Begin

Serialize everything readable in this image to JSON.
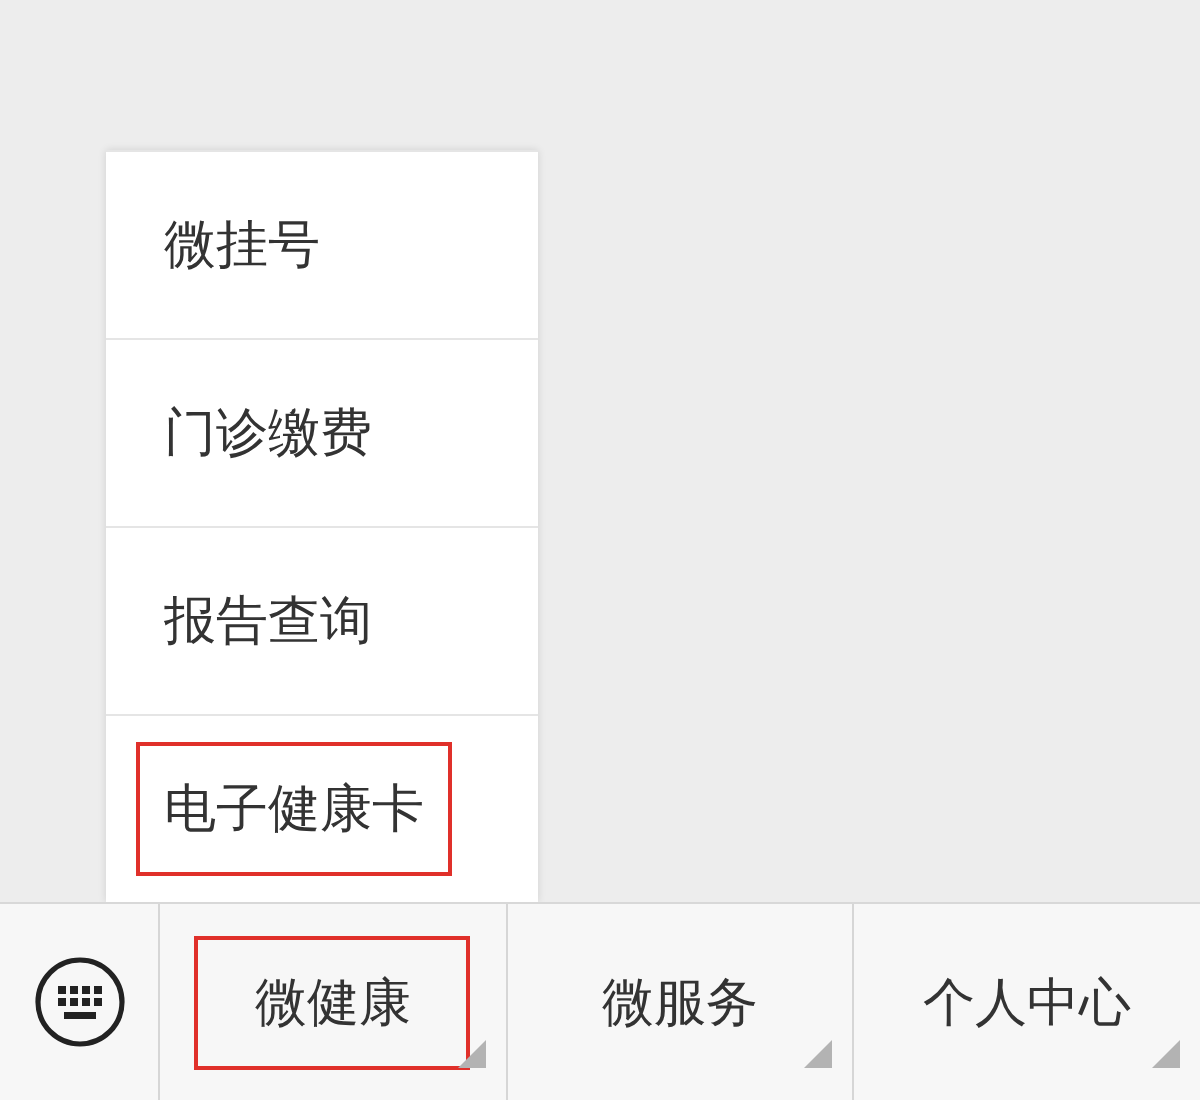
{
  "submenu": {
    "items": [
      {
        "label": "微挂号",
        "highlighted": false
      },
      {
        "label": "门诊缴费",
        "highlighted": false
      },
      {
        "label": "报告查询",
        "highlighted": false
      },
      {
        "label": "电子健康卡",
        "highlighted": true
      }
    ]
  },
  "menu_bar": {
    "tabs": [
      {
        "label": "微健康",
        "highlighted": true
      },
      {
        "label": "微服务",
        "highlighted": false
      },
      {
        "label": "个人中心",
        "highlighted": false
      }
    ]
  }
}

End
Begin

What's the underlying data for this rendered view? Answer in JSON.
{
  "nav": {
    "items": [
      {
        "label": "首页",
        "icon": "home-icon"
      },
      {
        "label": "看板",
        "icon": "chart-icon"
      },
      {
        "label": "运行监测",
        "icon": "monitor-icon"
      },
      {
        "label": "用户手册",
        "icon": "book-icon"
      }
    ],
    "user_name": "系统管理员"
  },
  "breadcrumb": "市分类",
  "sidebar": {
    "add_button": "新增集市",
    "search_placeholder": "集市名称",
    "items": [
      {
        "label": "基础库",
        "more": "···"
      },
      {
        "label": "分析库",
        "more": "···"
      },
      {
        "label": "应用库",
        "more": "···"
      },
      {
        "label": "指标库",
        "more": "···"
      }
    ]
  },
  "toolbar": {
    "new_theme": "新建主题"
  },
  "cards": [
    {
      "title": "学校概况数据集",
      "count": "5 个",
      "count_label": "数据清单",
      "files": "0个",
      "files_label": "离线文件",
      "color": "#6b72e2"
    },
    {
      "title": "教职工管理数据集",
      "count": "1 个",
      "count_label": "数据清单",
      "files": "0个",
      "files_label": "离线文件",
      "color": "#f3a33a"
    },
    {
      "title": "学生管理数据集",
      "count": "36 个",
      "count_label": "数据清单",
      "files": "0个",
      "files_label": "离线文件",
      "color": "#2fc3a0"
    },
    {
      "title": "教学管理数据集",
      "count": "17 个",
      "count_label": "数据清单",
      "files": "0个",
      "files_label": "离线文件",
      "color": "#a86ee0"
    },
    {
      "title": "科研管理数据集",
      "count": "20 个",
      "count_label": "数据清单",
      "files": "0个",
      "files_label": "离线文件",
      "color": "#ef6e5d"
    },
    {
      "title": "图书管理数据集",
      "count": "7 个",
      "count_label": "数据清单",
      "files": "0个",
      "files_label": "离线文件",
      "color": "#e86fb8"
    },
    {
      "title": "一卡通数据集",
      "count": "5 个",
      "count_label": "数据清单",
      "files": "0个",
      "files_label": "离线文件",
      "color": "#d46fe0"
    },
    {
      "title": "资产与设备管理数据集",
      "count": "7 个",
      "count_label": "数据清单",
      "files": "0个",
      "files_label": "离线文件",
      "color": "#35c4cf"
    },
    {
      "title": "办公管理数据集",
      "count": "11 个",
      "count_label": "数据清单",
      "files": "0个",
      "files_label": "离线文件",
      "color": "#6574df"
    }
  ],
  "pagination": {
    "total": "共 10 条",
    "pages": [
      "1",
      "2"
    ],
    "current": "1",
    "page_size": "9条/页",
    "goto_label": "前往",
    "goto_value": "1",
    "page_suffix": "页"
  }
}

End

→ Given exercise
Only a number is expected here: the count of lines in the listing that hold the string "JSON".

→ Solution for this task
2